What is needed
State how many lines of the entries hold the string "image", and output nothing but that count.

The data
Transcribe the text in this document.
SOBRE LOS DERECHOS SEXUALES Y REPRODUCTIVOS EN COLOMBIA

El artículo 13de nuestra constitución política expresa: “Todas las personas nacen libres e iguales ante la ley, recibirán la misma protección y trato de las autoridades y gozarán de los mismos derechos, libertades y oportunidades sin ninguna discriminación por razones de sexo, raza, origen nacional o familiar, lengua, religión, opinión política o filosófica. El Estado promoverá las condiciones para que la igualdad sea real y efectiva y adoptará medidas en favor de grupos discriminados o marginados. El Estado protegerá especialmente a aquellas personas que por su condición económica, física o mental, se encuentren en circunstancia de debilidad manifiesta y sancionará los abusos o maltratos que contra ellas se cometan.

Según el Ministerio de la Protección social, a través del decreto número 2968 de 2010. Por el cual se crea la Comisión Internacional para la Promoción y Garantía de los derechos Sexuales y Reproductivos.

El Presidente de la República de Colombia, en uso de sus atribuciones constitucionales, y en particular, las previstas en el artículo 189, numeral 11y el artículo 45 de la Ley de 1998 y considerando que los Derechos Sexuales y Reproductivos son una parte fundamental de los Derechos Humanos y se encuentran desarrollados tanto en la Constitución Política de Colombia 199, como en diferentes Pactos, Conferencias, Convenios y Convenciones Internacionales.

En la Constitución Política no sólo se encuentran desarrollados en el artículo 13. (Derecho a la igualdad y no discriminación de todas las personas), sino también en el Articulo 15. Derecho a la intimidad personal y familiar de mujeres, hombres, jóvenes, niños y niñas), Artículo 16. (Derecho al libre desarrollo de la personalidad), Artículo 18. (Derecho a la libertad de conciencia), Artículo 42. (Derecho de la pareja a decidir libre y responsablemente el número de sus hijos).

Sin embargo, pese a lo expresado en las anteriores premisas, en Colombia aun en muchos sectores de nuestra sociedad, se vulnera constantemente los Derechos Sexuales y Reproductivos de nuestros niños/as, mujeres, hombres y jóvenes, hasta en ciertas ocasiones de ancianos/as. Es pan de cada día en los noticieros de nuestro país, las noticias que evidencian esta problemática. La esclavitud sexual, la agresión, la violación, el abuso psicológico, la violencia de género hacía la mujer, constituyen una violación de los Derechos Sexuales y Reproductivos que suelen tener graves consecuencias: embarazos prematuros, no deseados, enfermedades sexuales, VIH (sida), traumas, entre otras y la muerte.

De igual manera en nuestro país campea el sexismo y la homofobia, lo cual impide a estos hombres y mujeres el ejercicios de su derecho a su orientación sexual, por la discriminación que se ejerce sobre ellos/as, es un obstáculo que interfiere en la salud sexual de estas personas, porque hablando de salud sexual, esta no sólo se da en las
...
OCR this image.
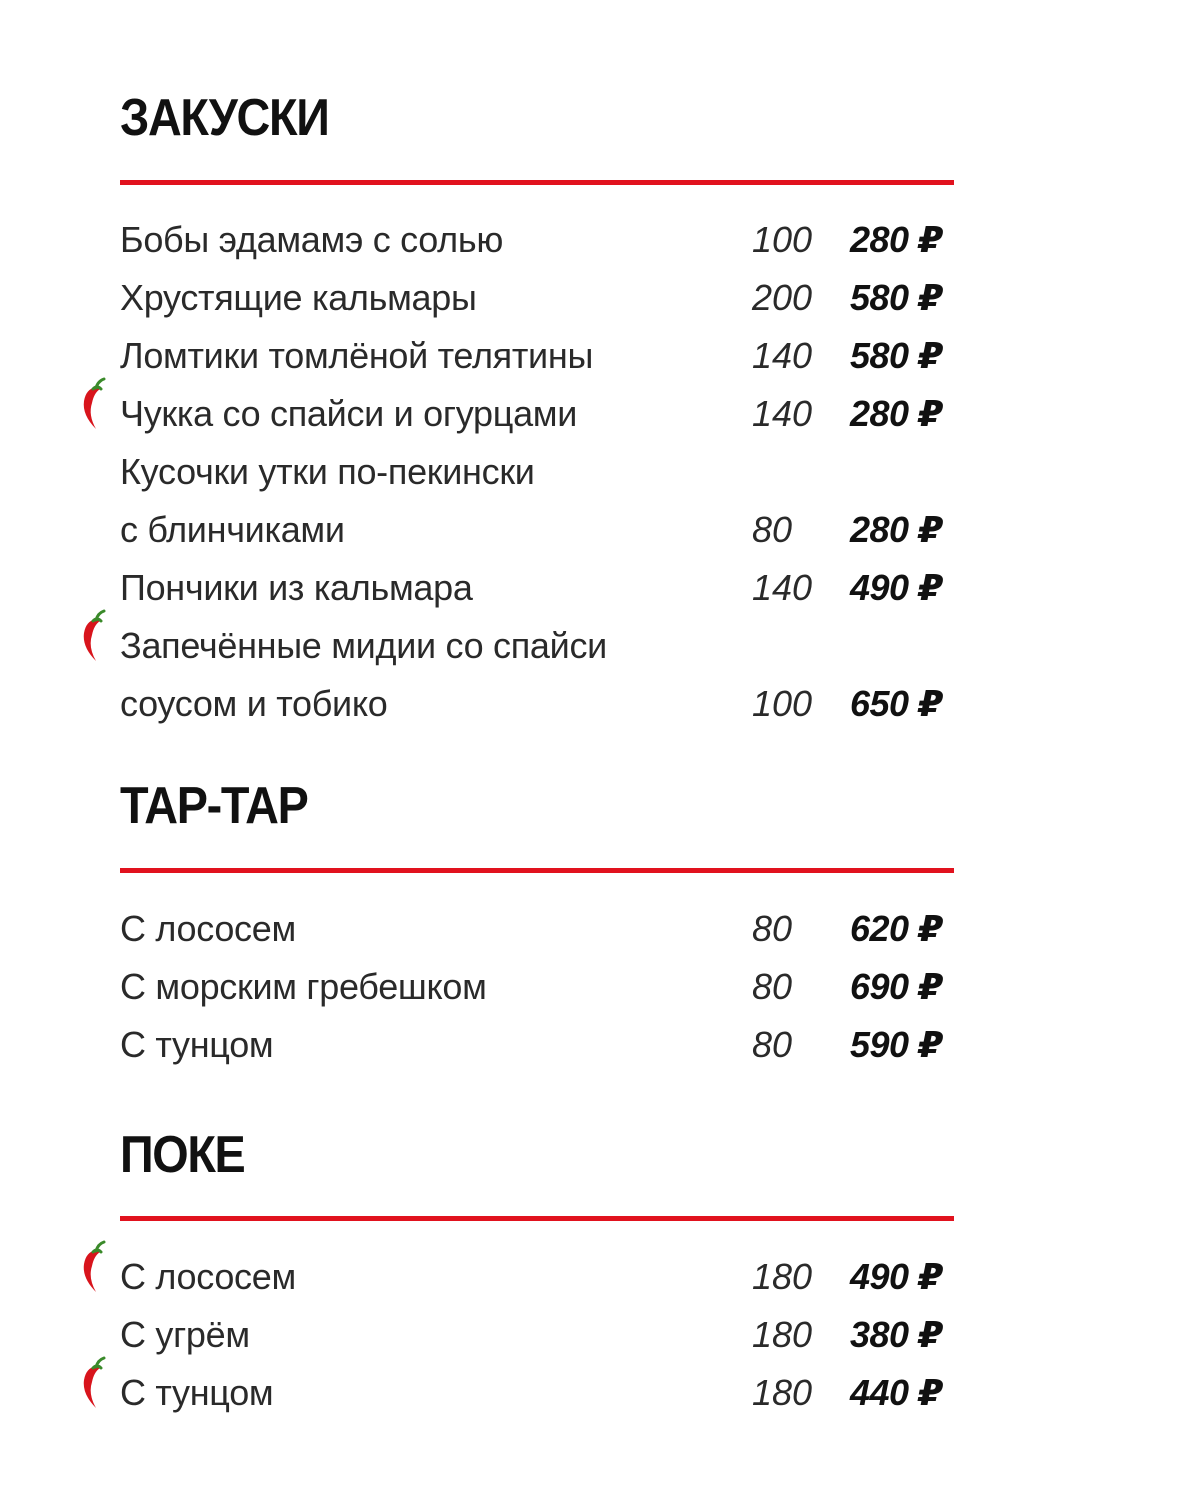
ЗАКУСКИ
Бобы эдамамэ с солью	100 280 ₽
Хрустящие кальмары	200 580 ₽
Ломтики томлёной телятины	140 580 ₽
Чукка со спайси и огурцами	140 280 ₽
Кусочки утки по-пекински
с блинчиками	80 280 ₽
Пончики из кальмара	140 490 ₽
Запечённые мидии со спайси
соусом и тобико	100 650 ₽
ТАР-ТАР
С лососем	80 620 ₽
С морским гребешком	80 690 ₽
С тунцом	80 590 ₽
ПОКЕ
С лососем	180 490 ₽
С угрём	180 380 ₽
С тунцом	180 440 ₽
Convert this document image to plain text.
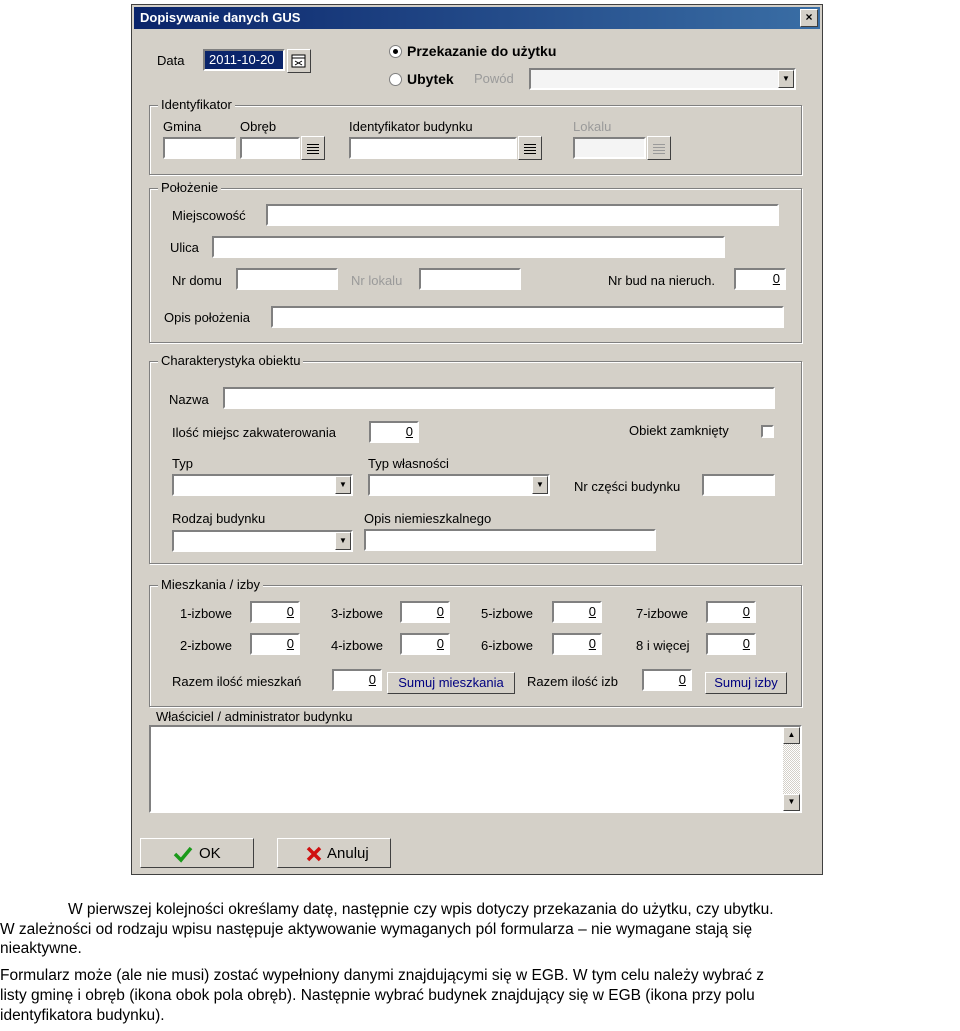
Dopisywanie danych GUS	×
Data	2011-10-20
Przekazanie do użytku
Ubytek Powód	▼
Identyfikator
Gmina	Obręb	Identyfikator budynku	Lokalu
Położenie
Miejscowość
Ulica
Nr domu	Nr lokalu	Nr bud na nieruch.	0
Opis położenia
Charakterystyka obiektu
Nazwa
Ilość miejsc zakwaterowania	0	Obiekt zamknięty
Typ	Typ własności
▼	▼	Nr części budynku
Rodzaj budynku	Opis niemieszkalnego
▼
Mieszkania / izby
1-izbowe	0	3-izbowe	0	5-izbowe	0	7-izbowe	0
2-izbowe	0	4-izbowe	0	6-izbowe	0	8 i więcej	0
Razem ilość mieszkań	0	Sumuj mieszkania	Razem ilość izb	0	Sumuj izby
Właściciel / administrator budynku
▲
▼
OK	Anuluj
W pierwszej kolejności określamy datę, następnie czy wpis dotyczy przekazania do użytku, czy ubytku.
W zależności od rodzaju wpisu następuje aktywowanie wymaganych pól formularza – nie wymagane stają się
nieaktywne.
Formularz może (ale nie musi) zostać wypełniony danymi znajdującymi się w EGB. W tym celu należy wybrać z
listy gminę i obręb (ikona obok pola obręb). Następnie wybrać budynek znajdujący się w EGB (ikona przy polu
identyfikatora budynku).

The response
2